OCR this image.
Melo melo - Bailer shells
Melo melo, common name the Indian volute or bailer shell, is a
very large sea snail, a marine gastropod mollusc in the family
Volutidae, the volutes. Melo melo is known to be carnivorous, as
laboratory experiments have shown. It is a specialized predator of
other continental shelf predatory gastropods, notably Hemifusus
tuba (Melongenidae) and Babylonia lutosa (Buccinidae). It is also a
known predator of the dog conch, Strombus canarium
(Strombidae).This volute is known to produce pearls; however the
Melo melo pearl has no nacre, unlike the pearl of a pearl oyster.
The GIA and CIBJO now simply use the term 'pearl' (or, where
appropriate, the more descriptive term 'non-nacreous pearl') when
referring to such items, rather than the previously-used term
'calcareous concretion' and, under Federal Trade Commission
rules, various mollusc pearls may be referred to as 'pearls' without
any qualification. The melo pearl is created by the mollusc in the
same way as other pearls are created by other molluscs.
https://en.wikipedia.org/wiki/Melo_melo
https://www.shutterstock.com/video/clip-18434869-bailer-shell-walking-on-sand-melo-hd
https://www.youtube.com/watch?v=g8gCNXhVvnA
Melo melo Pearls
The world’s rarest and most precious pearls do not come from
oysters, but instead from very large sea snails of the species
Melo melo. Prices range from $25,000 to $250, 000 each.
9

### Objective
Copy the material above, line for line.

### Exercise answer
OCR this image.
Melo melo - Bailer shells
Melo melo, common name the Indian volute or bailer shell, is a
very large sea snail, a marine gastropod mollusc in the family
Volutidae, the volutes. Melo melo is known to be carnivorous, as
laboratory experiments have shown. It is a specialized predator of
other continental shelf predatory gastropods, notably Hemifusus
tuba (Melongenidae) and Babylonia lutosa (Buccinidae). It is also a
known predator of the dog conch, Strombus canarium
(Strombidae).This volute is known to produce pearls; however the
Melo melo pearl has no nacre, unlike the pearl of a pearl oyster.
The GIA and CIBJO now simply use the term 'pearl' (or, where
appropriate, the more descriptive term 'non-nacreous pearl') when
referring to such items, rather than the previously-used term
'calcareous concretion' and, under Federal Trade Commission
rules, various mollusc pearls may be referred to as 'pearls' without
any qualification. The melo pearl is created by the mollusc in the
same way as other pearls are created by other molluscs.
https://en.wikipedia.org/wiki/Melo_melo
https://www.shutterstock.com/video/clip-18434869-bailer-shell-walking-on-sand-melo-hd
https://www.youtube.com/watch?v=g8gCNXhVvnA
Melo melo Pearls
The world’s rarest and most precious pearls do not come from
oysters, but instead from very large sea snails of the species
Melo melo. Prices range from $25,000 to $250, 000 each.
9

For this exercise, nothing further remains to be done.